### Records supplied
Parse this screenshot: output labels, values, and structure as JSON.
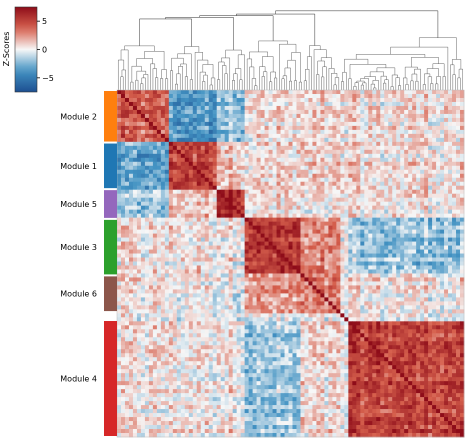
{
  "chart_data": {
    "type": "heatmap",
    "colorbar": {
      "label": "Z-Scores",
      "range": [
        -7.5,
        7.5
      ],
      "ticks": [
        5,
        0,
        -5
      ],
      "tick_labels": [
        "5",
        "0",
        "−5"
      ],
      "colormap": "diverging blue-white-red",
      "colors": {
        "low": "#1d4f91",
        "mid": "#f7f7f7",
        "high": "#8e0c19"
      }
    },
    "dendrogram": {
      "position": "top",
      "color": "#555555"
    },
    "modules": [
      {
        "name": "Module 2",
        "color": "#ff7f0e",
        "start": 0,
        "end": 53
      },
      {
        "name": "Module 1",
        "color": "#1f77b4",
        "start": 53,
        "end": 100
      },
      {
        "name": "Module 5",
        "color": "#9467bd",
        "start": 100,
        "end": 130
      },
      {
        "name": "Module 3",
        "color": "#2ca02c",
        "start": 130,
        "end": 187
      },
      {
        "name": "Module 6",
        "color": "#8c564b",
        "start": 187,
        "end": 224
      },
      {
        "name": "Module 4",
        "color": "#d62728",
        "start": 232,
        "end": 350
      }
    ],
    "matrix_size": 350,
    "block_zscore_means": {
      "order": [
        "Module 2",
        "Module 1",
        "Module 5",
        "Module 3",
        "Module 6",
        "Module 4"
      ],
      "values": [
        [
          4.0,
          -3.5,
          -2.0,
          0.5,
          0.5,
          0.5
        ],
        [
          -3.5,
          5.0,
          1.2,
          0.5,
          0.5,
          0.5
        ],
        [
          -2.0,
          1.2,
          6.0,
          0.5,
          0.0,
          0.5
        ],
        [
          0.5,
          0.5,
          0.5,
          5.5,
          2.5,
          -2.0
        ],
        [
          0.5,
          0.5,
          0.0,
          2.5,
          3.0,
          0.5
        ],
        [
          0.5,
          0.5,
          0.5,
          -2.0,
          0.5,
          5.0
        ]
      ]
    }
  }
}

### The exercise
From the material above, copy everything exactly but the pictures.

### Response for this exercise
Parse this screenshot: output labels, values, and structure as JSON.
{
  "chart_data": {
    "type": "heatmap",
    "colorbar": {
      "label": "Z-Scores",
      "range": [
        -7.5,
        7.5
      ],
      "ticks": [
        5,
        0,
        -5
      ],
      "tick_labels": [
        "5",
        "0",
        "−5"
      ],
      "colormap": "diverging blue-white-red",
      "colors": {
        "low": "#1d4f91",
        "mid": "#f7f7f7",
        "high": "#8e0c19"
      }
    },
    "dendrogram": {
      "position": "top",
      "color": "#555555"
    },
    "modules": [
      {
        "name": "Module 2",
        "color": "#ff7f0e",
        "start": 0,
        "end": 53
      },
      {
        "name": "Module 1",
        "color": "#1f77b4",
        "start": 53,
        "end": 100
      },
      {
        "name": "Module 5",
        "color": "#9467bd",
        "start": 100,
        "end": 130
      },
      {
        "name": "Module 3",
        "color": "#2ca02c",
        "start": 130,
        "end": 187
      },
      {
        "name": "Module 6",
        "color": "#8c564b",
        "start": 187,
        "end": 224
      },
      {
        "name": "Module 4",
        "color": "#d62728",
        "start": 232,
        "end": 350
      }
    ],
    "matrix_size": 350,
    "block_zscore_means": {
      "order": [
        "Module 2",
        "Module 1",
        "Module 5",
        "Module 3",
        "Module 6",
        "Module 4"
      ],
      "values": [
        [
          4.0,
          -3.5,
          -2.0,
          0.5,
          0.5,
          0.5
        ],
        [
          -3.5,
          5.0,
          1.2,
          0.5,
          0.5,
          0.5
        ],
        [
          -2.0,
          1.2,
          6.0,
          0.5,
          0.0,
          0.5
        ],
        [
          0.5,
          0.5,
          0.5,
          5.5,
          2.5,
          -2.0
        ],
        [
          0.5,
          0.5,
          0.0,
          2.5,
          3.0,
          0.5
        ],
        [
          0.5,
          0.5,
          0.5,
          -2.0,
          0.5,
          5.0
        ]
      ]
    }
  }
}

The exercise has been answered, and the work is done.